(Dataset items)
* Begin *

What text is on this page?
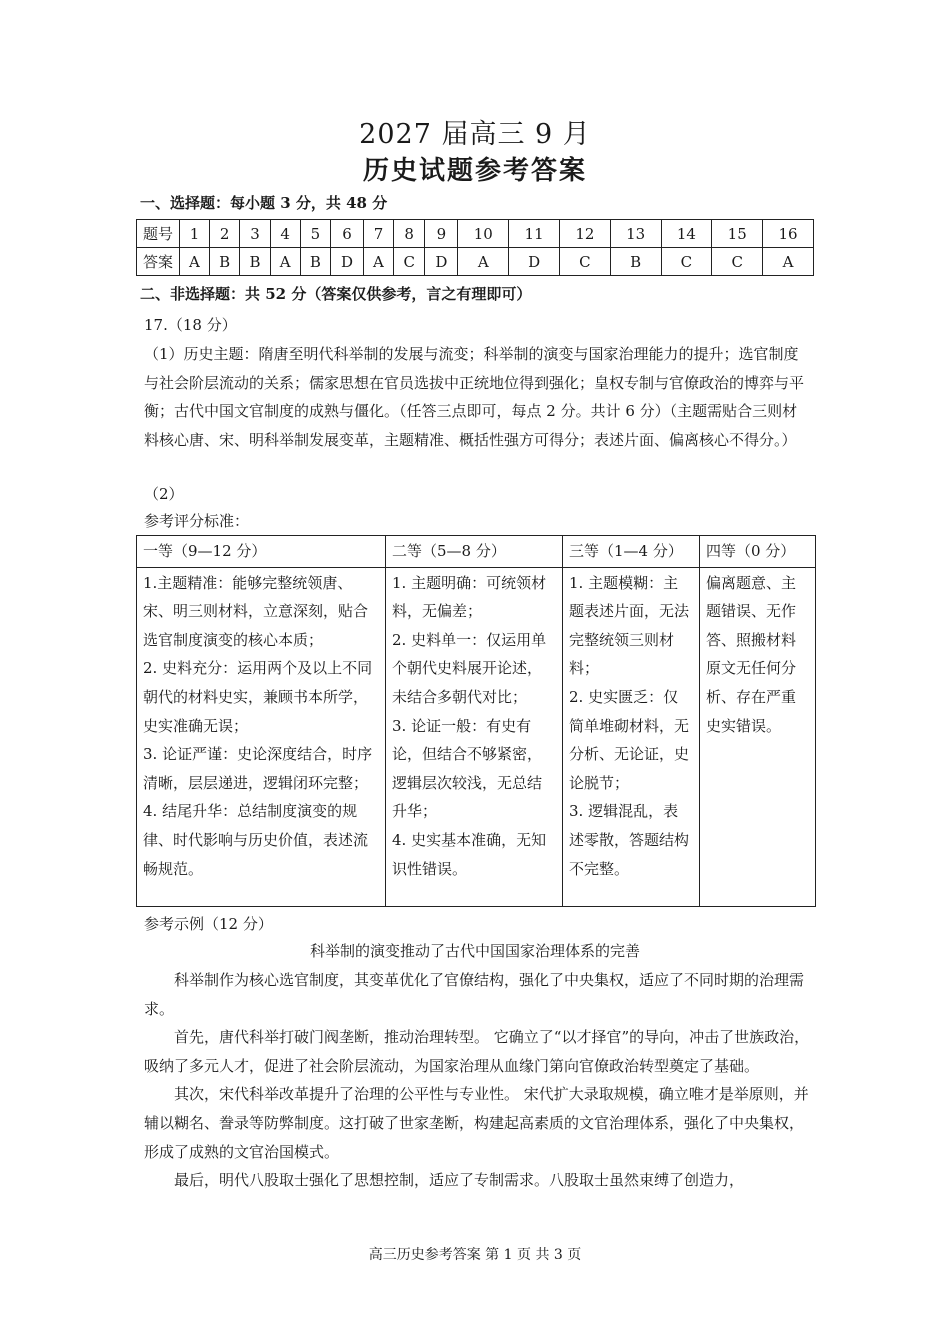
2027 届高三 9 月
历史试题参考答案
一、选择题：每小题 3 分，共 48 分
题号	1	2	3	4	5	6	7	8	9	10	11	12	13	14	15	16
答案	A	B	B	A	B	D	A	C	D	A	D	C	B	C	C	A
二、非选择题：共 52 分（答案仅供参考，言之有理即可）
17.（18 分）
（1）历史主题：隋唐至明代科举制的发展与流变；科举制的演变与国家治理能力的提升；选官制度与社会阶层流动的关系；儒家思想在官员选拔中正统地位得到强化；皇权专制与官僚政治的博弈与平衡；古代中国文官制度的成熟与僵化。（任答三点即可，每点 2 分。共计 6 分）（主题需贴合三则材料核心唐、宋、明科举制发展变革，主题精准、概括性强方可得分；表述片面、偏离核心不得分。）
（2）
参考评分标准：
一等（9—12 分）	二等（5—8 分）	三等（1—4 分）	四等（0 分）
1.主题精准：能够完整统领唐、宋、明三则材料，立意深刻，贴合选官制度演变的核心本质；
2. 史料充分：运用两个及以上不同朝代的材料史实，兼顾书本所学，史实准确无误；
3. 论证严谨：史论深度结合，时序清晰，层层递进，逻辑闭环完整；
4. 结尾升华：总结制度演变的规律、时代影响与历史价值，表述流畅规范。	1. 主题明确：可统领材料，无偏差；
2. 史料单一：仅运用单个朝代史料展开论述，未结合多朝代对比；
3. 论证一般：有史有论，但结合不够紧密，逻辑层次较浅，无总结升华；
4. 史实基本准确，无知识性错误。	1. 主题模糊：主题表述片面，无法完整统领三则材料；
2. 史实匮乏：仅简单堆砌材料，无分析、无论证，史论脱节；
3. 逻辑混乱，表述零散，答题结构不完整。	偏离题意、主题错误、无作答、照搬材料原文无任何分析、存在严重史实错误。
参考示例（12 分）
科举制的演变推动了古代中国国家治理体系的完善

科举制作为核心选官制度，其变革优化了官僚结构，强化了中央集权，适应了不同时期的治理需求。

首先，唐代科举打破门阀垄断，推动治理转型。 它确立了“以才择官”的导向，冲击了世族政治，吸纳了多元人才，促进了社会阶层流动，为国家治理从血缘门第向官僚政治转型奠定了基础。

其次，宋代科举改革提升了治理的公平性与专业性。 宋代扩大录取规模，确立唯才是举原则，并辅以糊名、誊录等防弊制度。这打破了世家垄断，构建起高素质的文官治理体系，强化了中央集权，形成了成熟的文官治国模式。

最后，明代八股取士强化了思想控制，适应了专制需求。八股取士虽然束缚了创造力，

高三历史参考答案 第 1 页 共 3 页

* End *

Problem requirements – Exclude the images and reproduce the remaining data exactly.

Answer below –
What text is on this page?
2027 届高三 9 月
历史试题参考答案
一、选择题：每小题 3 分，共 48 分
题号	1	2	3	4	5	6	7	8	9	10	11	12	13	14	15	16
答案	A	B	B	A	B	D	A	C	D	A	D	C	B	C	C	A
二、非选择题：共 52 分（答案仅供参考，言之有理即可）
17.（18 分）
（1）历史主题：隋唐至明代科举制的发展与流变；科举制的演变与国家治理能力的提升；选官制度与社会阶层流动的关系；儒家思想在官员选拔中正统地位得到强化；皇权专制与官僚政治的博弈与平衡；古代中国文官制度的成熟与僵化。（任答三点即可，每点 2 分。共计 6 分）（主题需贴合三则材料核心唐、宋、明科举制发展变革，主题精准、概括性强方可得分；表述片面、偏离核心不得分。）
（2）
参考评分标准：
一等（9—12 分）	二等（5—8 分）	三等（1—4 分）	四等（0 分）
1.主题精准：能够完整统领唐、宋、明三则材料，立意深刻，贴合选官制度演变的核心本质；
2. 史料充分：运用两个及以上不同朝代的材料史实，兼顾书本所学，史实准确无误；
3. 论证严谨：史论深度结合，时序清晰，层层递进，逻辑闭环完整；
4. 结尾升华：总结制度演变的规律、时代影响与历史价值，表述流畅规范。	1. 主题明确：可统领材料，无偏差；
2. 史料单一：仅运用单个朝代史料展开论述，未结合多朝代对比；
3. 论证一般：有史有论，但结合不够紧密，逻辑层次较浅，无总结升华；
4. 史实基本准确，无知识性错误。	1. 主题模糊：主题表述片面，无法完整统领三则材料；
2. 史实匮乏：仅简单堆砌材料，无分析、无论证，史论脱节；
3. 逻辑混乱，表述零散，答题结构不完整。	偏离题意、主题错误、无作答、照搬材料原文无任何分析、存在严重史实错误。
参考示例（12 分）
科举制的演变推动了古代中国国家治理体系的完善

科举制作为核心选官制度，其变革优化了官僚结构，强化了中央集权，适应了不同时期的治理需求。

首先，唐代科举打破门阀垄断，推动治理转型。 它确立了“以才择官”的导向，冲击了世族政治，吸纳了多元人才，促进了社会阶层流动，为国家治理从血缘门第向官僚政治转型奠定了基础。

其次，宋代科举改革提升了治理的公平性与专业性。 宋代扩大录取规模，确立唯才是举原则，并辅以糊名、誊录等防弊制度。这打破了世家垄断，构建起高素质的文官治理体系，强化了中央集权，形成了成熟的文官治国模式。

最后，明代八股取士强化了思想控制，适应了专制需求。八股取士虽然束缚了创造力，

高三历史参考答案 第 1 页 共 3 页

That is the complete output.